## Task to carry out
Output the data that follows exactly, line for line.

## Dataset rows
# # # #
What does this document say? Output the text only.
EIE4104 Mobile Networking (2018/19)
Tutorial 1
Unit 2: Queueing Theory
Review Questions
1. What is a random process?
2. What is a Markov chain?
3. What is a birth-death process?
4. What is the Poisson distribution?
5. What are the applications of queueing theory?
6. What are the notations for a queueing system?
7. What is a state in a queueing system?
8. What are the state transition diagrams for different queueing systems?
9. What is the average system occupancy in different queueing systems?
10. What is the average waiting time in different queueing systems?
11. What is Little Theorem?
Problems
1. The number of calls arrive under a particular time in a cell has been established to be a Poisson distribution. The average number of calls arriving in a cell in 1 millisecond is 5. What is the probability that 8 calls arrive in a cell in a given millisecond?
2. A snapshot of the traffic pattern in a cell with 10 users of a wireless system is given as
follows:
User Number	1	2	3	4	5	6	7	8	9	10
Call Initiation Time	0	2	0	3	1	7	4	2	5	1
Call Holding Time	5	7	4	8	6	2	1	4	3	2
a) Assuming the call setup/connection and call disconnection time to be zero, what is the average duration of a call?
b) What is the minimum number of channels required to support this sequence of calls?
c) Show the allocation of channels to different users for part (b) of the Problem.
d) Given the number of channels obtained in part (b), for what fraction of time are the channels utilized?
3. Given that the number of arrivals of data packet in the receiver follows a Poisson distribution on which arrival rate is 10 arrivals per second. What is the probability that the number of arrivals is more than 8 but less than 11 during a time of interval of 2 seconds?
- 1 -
# # # #
## Written reply
What does this document say? Output the text only.
EIE4104 Mobile Networking (2018/19)
Tutorial 1
Unit 2: Queueing Theory
Review Questions
1. What is a random process?
2. What is a Markov chain?
3. What is a birth-death process?
4. What is the Poisson distribution?
5. What are the applications of queueing theory?
6. What are the notations for a queueing system?
7. What is a state in a queueing system?
8. What are the state transition diagrams for different queueing systems?
9. What is the average system occupancy in different queueing systems?
10. What is the average waiting time in different queueing systems?
11. What is Little Theorem?
Problems
1. The number of calls arrive under a particular time in a cell has been established to be a Poisson distribution. The average number of calls arriving in a cell in 1 millisecond is 5. What is the probability that 8 calls arrive in a cell in a given millisecond?
2. A snapshot of the traffic pattern in a cell with 10 users of a wireless system is given as
follows:
User Number	1	2	3	4	5	6	7	8	9	10
Call Initiation Time	0	2	0	3	1	7	4	2	5	1
Call Holding Time	5	7	4	8	6	2	1	4	3	2
a) Assuming the call setup/connection and call disconnection time to be zero, what is the average duration of a call?
b) What is the minimum number of channels required to support this sequence of calls?
c) Show the allocation of channels to different users for part (b) of the Problem.
d) Given the number of channels obtained in part (b), for what fraction of time are the channels utilized?
3. Given that the number of arrivals of data packet in the receiver follows a Poisson distribution on which arrival rate is 10 arrivals per second. What is the probability that the number of arrivals is more than 8 but less than 11 during a time of interval of 2 seconds?
- 1 -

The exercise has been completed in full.